_Task brief_
Change "list-item" to "bullet-item" in the material starting at the line with "example-paragraph — [74, 291, 526, 313]" and ending at the line with "example-text: 12 kg". Rewrite only those lines, with nothing else altered.

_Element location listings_
★ ★ ★

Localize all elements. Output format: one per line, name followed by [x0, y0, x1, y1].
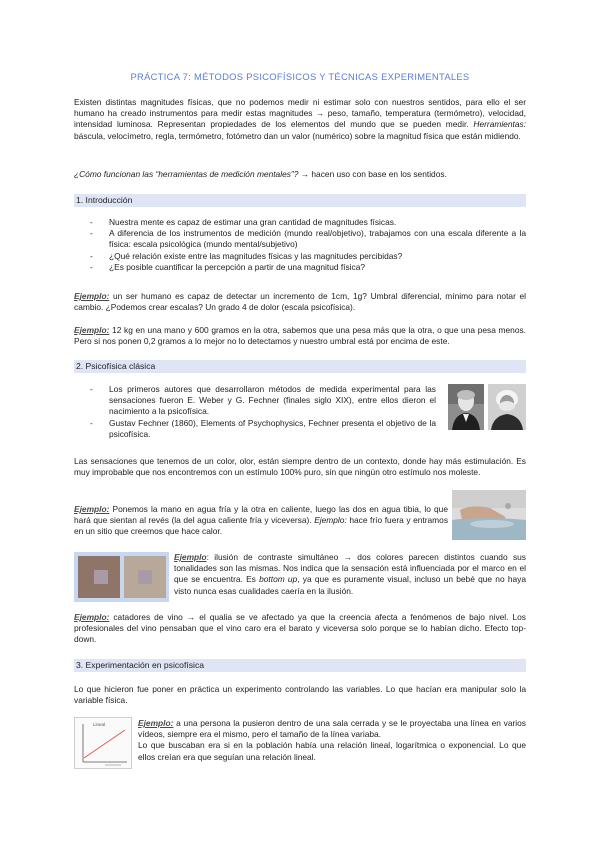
example-paragraph — [74, 291, 526, 313]
linear-relation-chart — [74, 717, 132, 769]
section1-bullet-list — [74, 217, 526, 273]
list-item: - ¿Es posible cuantificar la percepción a partir de una magnitud física? — [74, 262, 526, 273]
section-heading-introduccion: 1. Introducción — [74, 194, 526, 207]
example-label: Ejemplo: — [74, 325, 110, 335]
page-title: PRÁCTICA 7: MÉTODOS PSICOFÍSICOS Y TÉCNICAS EXPERIMENTALES — [130, 71, 470, 82]
list-item: - A diferencia de los instrumentos de medición (mundo real/objetivo), trabajamos con una escala diferente a la física: escala psicológica (mundo mental/subjetivo) — [74, 228, 526, 250]
example-text: hace frío fuera y entramos en un sitio que creemos que hace calor. — [74, 515, 449, 537]
experiment-paragraph: Lo que hicieron fue poner en práctica un experimento controlando las variables. Lo que hacían era manipular solo la variable física. — [74, 684, 526, 706]
example-label: Ejemplo — [174, 552, 207, 562]
list-item: - Los primeros autores que desarrollaron métodos de medida experimental para las sensaciones fueron E. Weber y G. Fechner (finales siglo XIX), entre ellos dieron el nacimiento a la psicofísica. — [74, 384, 436, 418]
example-text: 12 kg en una mano y 600 gramos en la otra, sabemos que una pesa más que la otra, o que una pesa menos. Pero si nos ponen 0,2 gramos a lo mejor no lo detectamos y nuestro umbral está por encima de este. — [74, 325, 526, 347]
hand-water-image — [452, 490, 526, 540]
intro-question — [74, 169, 526, 180]
weber-portrait — [448, 384, 484, 430]
example-paragraph — [74, 504, 448, 538]
list-item: - Nuestra mente es capaz de estimar una gran cantidad de magnitudes físicas. — [74, 217, 526, 228]
example-label: Ejemplo: — [74, 612, 110, 622]
chart-title: Lineal — [93, 722, 106, 727]
example-label: Ejemplo: — [74, 291, 110, 301]
list-item: - ¿Qué relación existe entre las magnitudes físicas y las magnitudes percibidas? — [74, 251, 526, 262]
fechner-portrait — [488, 384, 526, 430]
example-text: Ponemos la mano en agua fría y la otra en caliente, luego las dos en agua tibia, lo que hará que sientan al revés (la del agua caliente fría y viceversa). — [74, 504, 448, 526]
example-text: : ilusión de contraste simultáneo → dos colores parecen distintos cuando sus tonalidades son las mismas. Nos indica que la sensación está influenciada por el marco en el que se encuentra. Es — [174, 552, 526, 585]
example-label-inline: Ejemplo: — [314, 515, 347, 526]
example-label: Ejemplo: — [74, 504, 110, 514]
context-paragraph: Las sensaciones que tenemos de un color, olor, están siempre dentro de un contexto, donde hay más estimulación. Es muy improbable que nos encontremos con un estímulo 100% puro, sin que ningún otro estímulo nos moleste. — [74, 456, 526, 478]
example-paragraph — [74, 325, 526, 347]
example-paragraph — [138, 718, 526, 763]
example-text: a una persona la pusieron dentro de una sala cerrada y se le proyectaba una línea en varios vídeos, siempre era el mismo, pero el tamaño de la línea variaba. — [138, 718, 526, 740]
list-item: - Gustav Fechner (1860), Elements of Psychophysics, Fechner presenta el objetivo de la psicofísica. — [74, 418, 436, 440]
question-italic: ¿Cómo funcionan las “herramientas de medición mentales”? — [74, 169, 299, 179]
example-label: Ejemplo: — [138, 718, 174, 728]
example-text: un ser humano es capaz de detectar un incremento de 1cm, 1g? Umbral diferencial, mínimo para notar el cambio. ¿Podemos crear escalas? Un grado 4 de dolor (escala psicofísica). — [74, 291, 526, 313]
example-italic: bottom up — [259, 574, 298, 585]
conclusion-text: Lo que buscaban era si en la población había una relación lineal, logarítmica o exponencial. Lo que ellos creían era que seguían una relación lineal. — [138, 740, 526, 762]
contrast-illusion-image-1 — [74, 552, 169, 602]
example-paragraph — [174, 552, 526, 597]
tools-label: Herramientas: — [473, 119, 526, 130]
section2-bullet-list — [74, 384, 436, 440]
section-heading-psicofisica-clasica: 2. Psicofísica clásica — [74, 360, 526, 373]
example-text: , ya que es puramente visual, incluso un bebé que no haya visto nunca esas cualidades caería en la ilusión. — [174, 574, 526, 596]
example-paragraph — [74, 612, 526, 646]
intro-paragraph — [74, 97, 526, 142]
question-rest: → hacen uso con base en los sentidos. — [298, 169, 447, 179]
intro-text: Existen distintas magnitudes físicas, que no podemos medir ni estimar solo con nuestros sentidos, para ello el ser humano ha creado instrumentos para medir estas magnitudes → peso, tamaño, temperatura (termómetro), velocidad, intensidad luminosa. Representan propiedades de los elementos del mundo que se pueden medir. — [74, 97, 526, 130]
section-heading-experimentacion: 3. Experimentación en psicofísica — [74, 659, 526, 672]
example-text: catadores de vino → el qualia se ve afectado ya que la creencia afecta a fenómenos de bajo nivel. Los profesionales del vino pensaban que el vino caro era el barato y viceversa solo porque se lo habían dicho. Efecto top-down. — [74, 612, 526, 645]
tools-text: báscula, velocímetro, regla, termómetro, fotómetro dan un valor (numérico) sobre la magnitud física que están midiendo. — [74, 130, 521, 141]
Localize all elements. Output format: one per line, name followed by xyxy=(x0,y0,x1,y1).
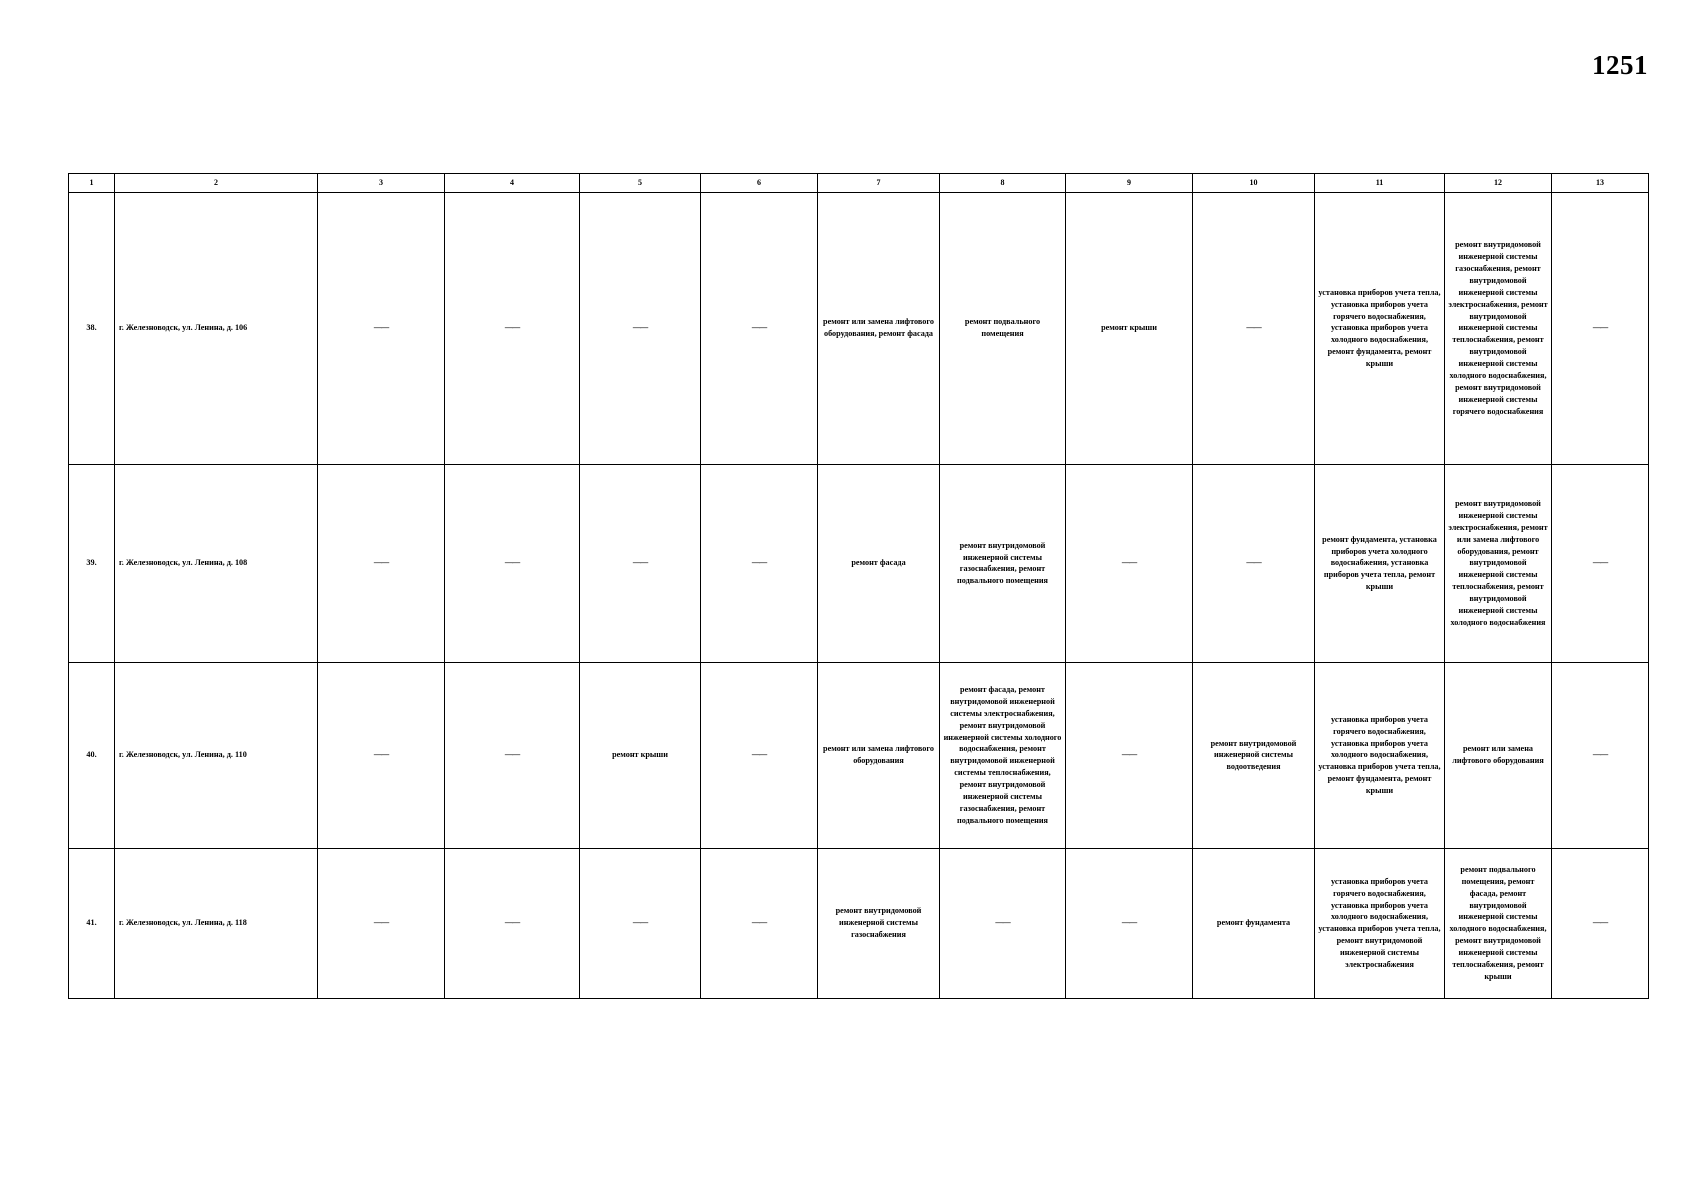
table-cell: —— xyxy=(1193,464,1315,662)
table-cell: —— xyxy=(940,848,1066,998)
row-number: 41. xyxy=(69,848,115,998)
table-cell: —— xyxy=(1552,848,1649,998)
page-number: 1251 xyxy=(1592,50,1648,80)
table-cell: —— xyxy=(445,464,580,662)
table-cell: ремонт или замена лифтового оборудования, ремонт фасада xyxy=(818,193,940,465)
table-cell: —— xyxy=(580,848,701,998)
table-cell: установка приборов учета тепла, установка приборов учета горячего водоснабжения, установка приборов учета холодного водоснабжения, ремонт фундамента, ремонт крыши xyxy=(1315,193,1445,465)
row-number: 39. xyxy=(69,464,115,662)
table-cell: —— xyxy=(701,663,818,848)
column-number: 3 xyxy=(318,174,445,193)
table-cell: ремонт подвального помещения, ремонт фасада, ремонт внутридомовой инженерной системы холодного водоснабжения, ремонт внутридомовой инженерной системы теплоснабжения, ремонт крыши xyxy=(1445,848,1552,998)
table-cell: ремонт или замена лифтового оборудования xyxy=(818,663,940,848)
table-cell: ремонт крыши xyxy=(1066,193,1193,465)
table-cell: ремонт внутридомовой инженерной системы газоснабжения, ремонт подвального помещения xyxy=(940,464,1066,662)
table-cell: —— xyxy=(1066,464,1193,662)
table-cell: ремонт внутридомовой инженерной системы электроснабжения, ремонт или замена лифтового оборудования, ремонт внутридомовой инженерной системы теплоснабжения, ремонт внутридомовой инженерной системы холодного водоснабжения xyxy=(1445,464,1552,662)
column-number: 9 xyxy=(1066,174,1193,193)
table-cell: установка приборов учета горячего водоснабжения, установка приборов учета холодного водоснабжения, установка приборов учета тепла, ремонт фундамента, ремонт крыши xyxy=(1315,663,1445,848)
table-row xyxy=(69,464,1649,662)
table-cell: ремонт фасада xyxy=(818,464,940,662)
table-cell: —— xyxy=(580,464,701,662)
table-row xyxy=(69,193,1649,465)
table-cell: —— xyxy=(1552,464,1649,662)
table-cell: —— xyxy=(1066,848,1193,998)
table-cell: ремонт внутридомовой инженерной системы водоотведения xyxy=(1193,663,1315,848)
column-number: 10 xyxy=(1193,174,1315,193)
table-cell: —— xyxy=(318,464,445,662)
table-cell: установка приборов учета горячего водоснабжения, установка приборов учета холодного водоснабжения, установка приборов учета тепла, ремонт внутридомовой инженерной системы электроснабжения xyxy=(1315,848,1445,998)
table-cell: ремонт фундамента, установка приборов учета холодного водоснабжения, установка приборов учета тепла, ремонт крыши xyxy=(1315,464,1445,662)
column-number: 13 xyxy=(1552,174,1649,193)
table-cell: —— xyxy=(318,193,445,465)
table-cell: ремонт внутридомовой инженерной системы газоснабжения, ремонт внутридомовой инженерной системы электроснабжения, ремонт внутридомовой инженерной системы теплоснабжения, ремонт внутридомовой инженерной системы холодного водоснабжения, ремонт внутридомовой инженерной системы горячего водоснабжения xyxy=(1445,193,1552,465)
address-cell: г. Железноводск, ул. Ленина, д. 106 xyxy=(115,193,318,465)
table-cell: —— xyxy=(1193,193,1315,465)
table-row xyxy=(69,848,1649,998)
row-number: 38. xyxy=(69,193,115,465)
column-number: 5 xyxy=(580,174,701,193)
table-cell: —— xyxy=(701,848,818,998)
table-cell: —— xyxy=(445,663,580,848)
address-cell: г. Железноводск, ул. Ленина, д. 110 xyxy=(115,663,318,848)
column-number-row xyxy=(69,174,1649,193)
table-cell: ремонт или замена лифтового оборудования xyxy=(1445,663,1552,848)
repair-schedule-table xyxy=(68,173,1649,999)
table-cell: —— xyxy=(318,848,445,998)
row-number: 40. xyxy=(69,663,115,848)
table-cell: ремонт крыши xyxy=(580,663,701,848)
table-cell: —— xyxy=(701,464,818,662)
column-number: 6 xyxy=(701,174,818,193)
table-cell: —— xyxy=(580,193,701,465)
table-cell: —— xyxy=(1552,193,1649,465)
table-cell: ремонт фундамента xyxy=(1193,848,1315,998)
table-cell: ремонт фасада, ремонт внутридомовой инженерной системы электроснабжения, ремонт внутридомовой инженерной системы холодного водоснабжения, ремонт внутридомовой инженерной системы теплоснабжения, ремонт внутридомовой инженерной системы газоснабжения, ремонт подвального помещения xyxy=(940,663,1066,848)
column-number: 1 xyxy=(69,174,115,193)
table-cell: ремонт внутридомовой инженерной системы газоснабжения xyxy=(818,848,940,998)
table-cell: —— xyxy=(701,193,818,465)
table-cell: ремонт подвального помещения xyxy=(940,193,1066,465)
column-number: 7 xyxy=(818,174,940,193)
table-cell: —— xyxy=(445,848,580,998)
column-number: 4 xyxy=(445,174,580,193)
column-number: 8 xyxy=(940,174,1066,193)
table-row xyxy=(69,663,1649,848)
address-cell: г. Железноводск, ул. Ленина, д. 118 xyxy=(115,848,318,998)
table-cell: —— xyxy=(318,663,445,848)
table-cell: —— xyxy=(1552,663,1649,848)
table-cell: —— xyxy=(1066,663,1193,848)
column-number: 12 xyxy=(1445,174,1552,193)
address-cell: г. Железноводск, ул. Ленина, д. 108 xyxy=(115,464,318,662)
column-number: 11 xyxy=(1315,174,1445,193)
table-cell: —— xyxy=(445,193,580,465)
column-number: 2 xyxy=(115,174,318,193)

★ ★ ★

_Reply_
example-paragraph — [74, 291, 526, 313]
linear-relation-chart — [74, 717, 132, 769]
section1-bullet-list — [74, 217, 526, 273]
bullet-item: - ¿Es posible cuantificar la percepción a partir de una magnitud física? — [74, 262, 526, 273]
section-heading-introduccion: 1. Introducción — [74, 194, 526, 207]
example-label: Ejemplo: — [74, 325, 110, 335]
page-title: PRÁCTICA 7: MÉTODOS PSICOFÍSICOS Y TÉCNICAS EXPERIMENTALES — [130, 71, 470, 82]
bullet-item: - A diferencia de los instrumentos de medición (mundo real/objetivo), trabajamos con una escala diferente a la física: escala psicológica (mundo mental/subjetivo) — [74, 228, 526, 250]
example-text: hace frío fuera y entramos en un sitio que creemos que hace calor. — [74, 515, 449, 537]
experiment-paragraph: Lo que hicieron fue poner en práctica un experimento controlando las variables. Lo que hacían era manipular solo la variable física. — [74, 684, 526, 706]
example-label: Ejemplo — [174, 552, 207, 562]
bullet-item: - Los primeros autores que desarrollaron métodos de medida experimental para las sensaciones fueron E. Weber y G. Fechner (finales siglo XIX), entre ellos dieron el nacimiento a la psicofísica. — [74, 384, 436, 418]
example-text: 12 kg en una mano y 600 gramos en la otra, sabemos que una pesa más que la otra, o que una pesa menos. Pero si nos ponen 0,2 gramos a lo mejor no lo detectamos y nuestro umbral está por encima de este. — [74, 325, 526, 347]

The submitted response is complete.